Items from a dataset
■ ■ ■

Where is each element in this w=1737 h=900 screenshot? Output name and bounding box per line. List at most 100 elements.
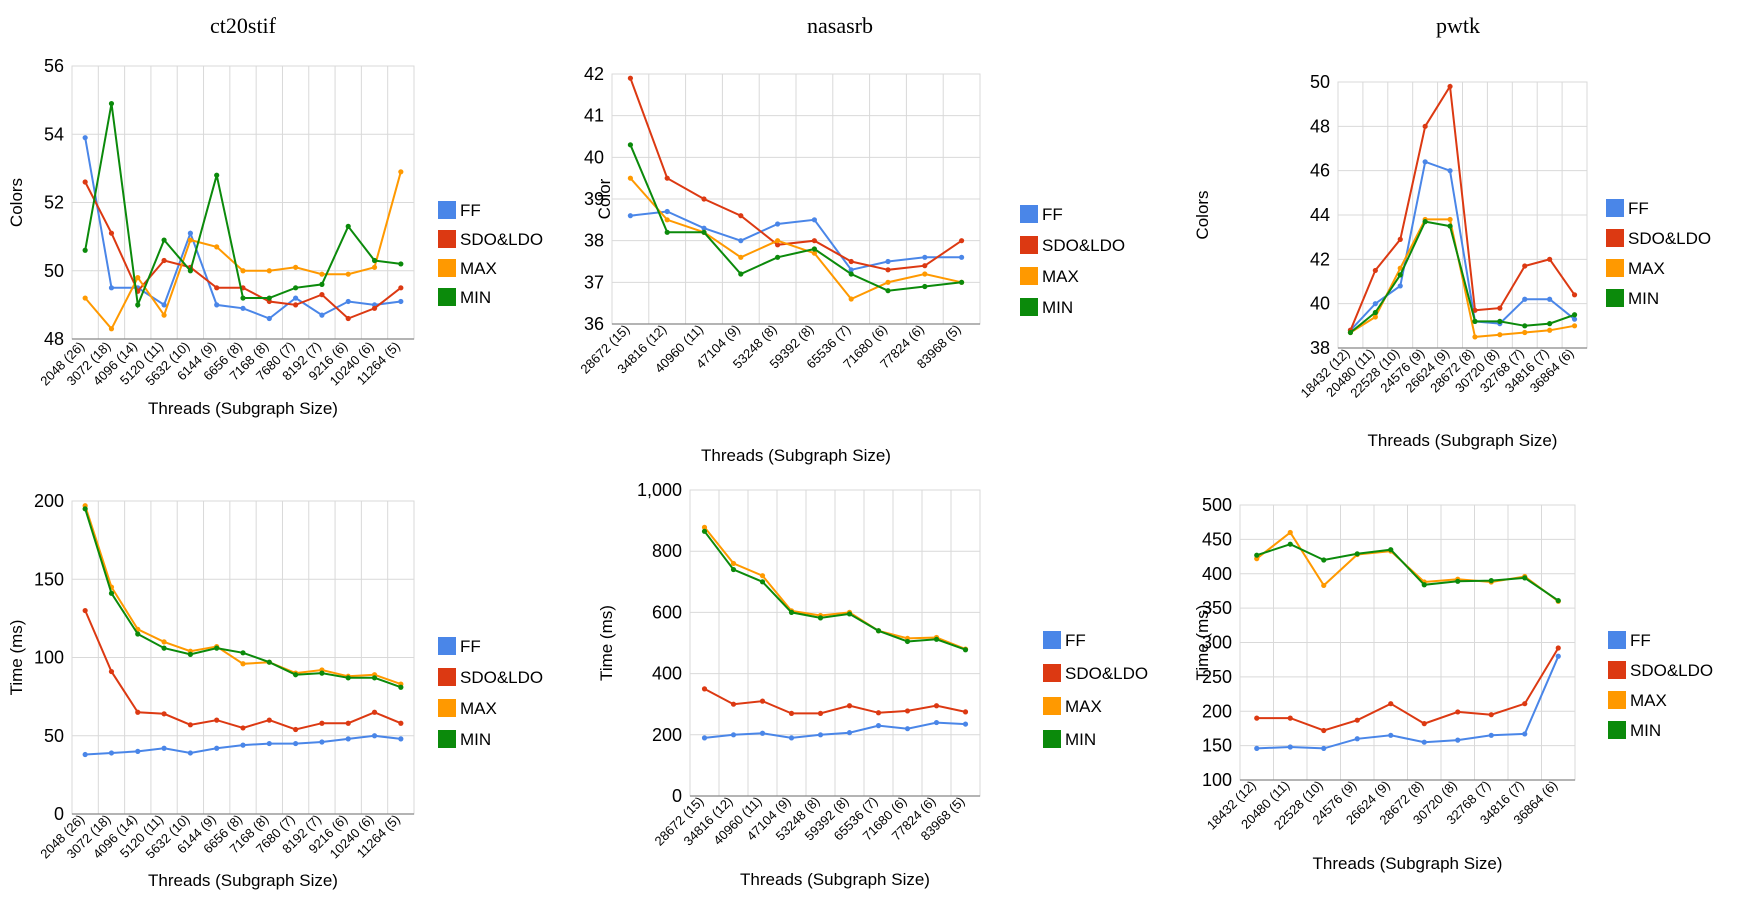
data-point-ff xyxy=(1372,301,1378,307)
data-point-min xyxy=(1547,321,1553,327)
data-point-min xyxy=(398,261,404,267)
y-tick-label: 300 xyxy=(1202,633,1232,653)
data-point-ff xyxy=(875,723,882,729)
data-point-sdo-ldo xyxy=(1421,721,1427,727)
y-tick-label: 400 xyxy=(1202,564,1232,584)
data-point-ff xyxy=(214,302,220,308)
data-point-sdo-ldo xyxy=(1397,236,1403,242)
data-point-max xyxy=(1497,332,1503,338)
y-tick-label: 39 xyxy=(584,189,604,209)
data-point-ff xyxy=(345,298,351,305)
legend-label: SDO&LDO xyxy=(1042,236,1125,255)
data-point-min xyxy=(1488,578,1494,584)
data-point-ff xyxy=(161,302,167,308)
legend-label: MAX xyxy=(460,259,497,278)
x-axis-label: Threads (Subgraph Size) xyxy=(148,871,338,890)
y-tick-label: 150 xyxy=(1202,736,1232,756)
data-point-sdo-ldo xyxy=(1447,83,1453,90)
data-point-min xyxy=(775,254,781,260)
data-point-min xyxy=(371,257,378,264)
data-point-max xyxy=(922,271,928,277)
data-point-min xyxy=(293,285,299,291)
chart-title: nasasrb xyxy=(807,13,873,38)
legend-swatch xyxy=(1608,631,1626,649)
y-tick-label: 36 xyxy=(584,314,604,334)
data-point-min xyxy=(135,302,141,308)
series-line-ff xyxy=(704,721,966,739)
series-line-min xyxy=(703,530,966,651)
legend-swatch xyxy=(1608,661,1626,679)
data-point-max xyxy=(371,264,378,270)
data-point-min xyxy=(1571,312,1578,318)
data-point-sdo-ldo xyxy=(817,710,824,716)
data-point-max xyxy=(161,312,167,318)
data-point-ff xyxy=(775,221,781,227)
data-point-min xyxy=(817,615,824,621)
data-point-sdo-ldo xyxy=(293,726,299,733)
series-line-max xyxy=(703,526,966,651)
data-point-ff xyxy=(1287,744,1293,750)
y-tick-label: 800 xyxy=(652,541,682,561)
legend-label: FF xyxy=(460,201,481,220)
data-point-sdo-ldo xyxy=(959,238,965,244)
data-point-min xyxy=(371,675,378,681)
data-point-sdo-ldo xyxy=(775,242,781,248)
legend-label: MAX xyxy=(1630,691,1667,710)
y-axis-label: Color xyxy=(595,178,614,219)
data-point-min xyxy=(1472,318,1478,324)
data-point-max xyxy=(214,244,220,250)
data-point-sdo-ldo xyxy=(875,710,882,716)
legend-swatch xyxy=(1043,697,1061,715)
x-axis-label: Threads (Subgraph Size) xyxy=(148,399,338,418)
data-point-sdo-ldo xyxy=(398,285,404,291)
data-point-max xyxy=(1287,529,1293,536)
data-point-min xyxy=(266,295,272,301)
y-tick-label: 46 xyxy=(1310,161,1330,181)
legend-label: SDO&LDO xyxy=(1065,664,1148,683)
data-point-sdo-ldo xyxy=(730,701,737,707)
data-point-ff xyxy=(161,745,167,751)
data-point-sdo-ldo xyxy=(848,258,854,265)
legend-swatch xyxy=(1020,298,1038,316)
data-point-ff xyxy=(293,740,299,747)
data-point-max xyxy=(1321,582,1327,589)
data-point-sdo-ldo xyxy=(108,668,115,675)
y-tick-label: 40 xyxy=(584,147,604,167)
y-tick-label: 200 xyxy=(34,491,64,511)
data-point-ff xyxy=(82,751,88,758)
data-point-ff xyxy=(187,750,193,756)
data-point-min xyxy=(1354,551,1360,557)
data-point-min xyxy=(1388,547,1394,553)
data-point-ff xyxy=(135,748,141,755)
data-point-max xyxy=(885,279,891,285)
data-point-min xyxy=(1497,318,1503,324)
data-point-sdo-ldo xyxy=(1472,307,1478,313)
data-point-ff xyxy=(240,305,246,311)
data-point-sdo-ldo xyxy=(293,302,299,308)
data-point-max xyxy=(161,639,167,645)
data-point-max xyxy=(266,268,272,274)
y-tick-label: 52 xyxy=(44,193,64,213)
data-point-max xyxy=(345,271,351,277)
data-point-max xyxy=(1571,323,1578,329)
chart-title: pwtk xyxy=(1436,13,1480,38)
legend-swatch xyxy=(1043,730,1061,748)
legend: FF SDO&LDO MAX MIN xyxy=(1043,631,1148,749)
y-tick-label: 1,000 xyxy=(637,480,682,500)
legend-swatch xyxy=(1606,229,1624,247)
legend-swatch xyxy=(438,259,456,277)
data-point-sdo-ldo xyxy=(135,709,141,715)
legend-label: MIN xyxy=(460,288,491,307)
data-point-sdo-ldo xyxy=(1497,305,1503,311)
data-point-min xyxy=(1422,219,1428,225)
data-point-ff xyxy=(108,750,115,756)
legend-swatch xyxy=(1606,199,1624,217)
data-point-sdo-ldo xyxy=(738,213,744,219)
data-point-ff xyxy=(730,732,737,738)
data-point-ff xyxy=(664,208,670,215)
data-point-sdo-ldo xyxy=(161,257,167,264)
legend-swatch xyxy=(1608,691,1626,709)
data-point-sdo-ldo xyxy=(1287,715,1293,721)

■ ■ ■

Copy the entries between the lines holding "data-point-ff xyxy=(1372,301,1378,307)" and "data-point-max xyxy=(922,271,928,277)", inclusive, swapping "y-tick-label" for "y-axis-tick" and leaving everything else the same.

# CORRECT ANSWER
data-point-ff xyxy=(1372,301,1378,307)
data-point-min xyxy=(1547,321,1553,327)
data-point-min xyxy=(398,261,404,267)
y-axis-tick: 300 xyxy=(1202,633,1232,653)
data-point-ff xyxy=(875,723,882,729)
data-point-sdo-ldo xyxy=(1421,721,1427,727)
y-axis-tick: 400 xyxy=(1202,564,1232,584)
data-point-ff xyxy=(214,302,220,308)
data-point-sdo-ldo xyxy=(1397,236,1403,242)
data-point-max xyxy=(1497,332,1503,338)
y-axis-tick: 39 xyxy=(584,189,604,209)
data-point-ff xyxy=(345,298,351,305)
legend-label: SDO&LDO xyxy=(1042,236,1125,255)
data-point-min xyxy=(1488,578,1494,584)
data-point-ff xyxy=(161,302,167,308)
legend-label: MAX xyxy=(460,259,497,278)
x-axis-label: Threads (Subgraph Size) xyxy=(148,871,338,890)
y-axis-tick: 150 xyxy=(1202,736,1232,756)
data-point-sdo-ldo xyxy=(1447,83,1453,90)
data-point-min xyxy=(775,254,781,260)
data-point-min xyxy=(371,257,378,264)
data-point-max xyxy=(922,271,928,277)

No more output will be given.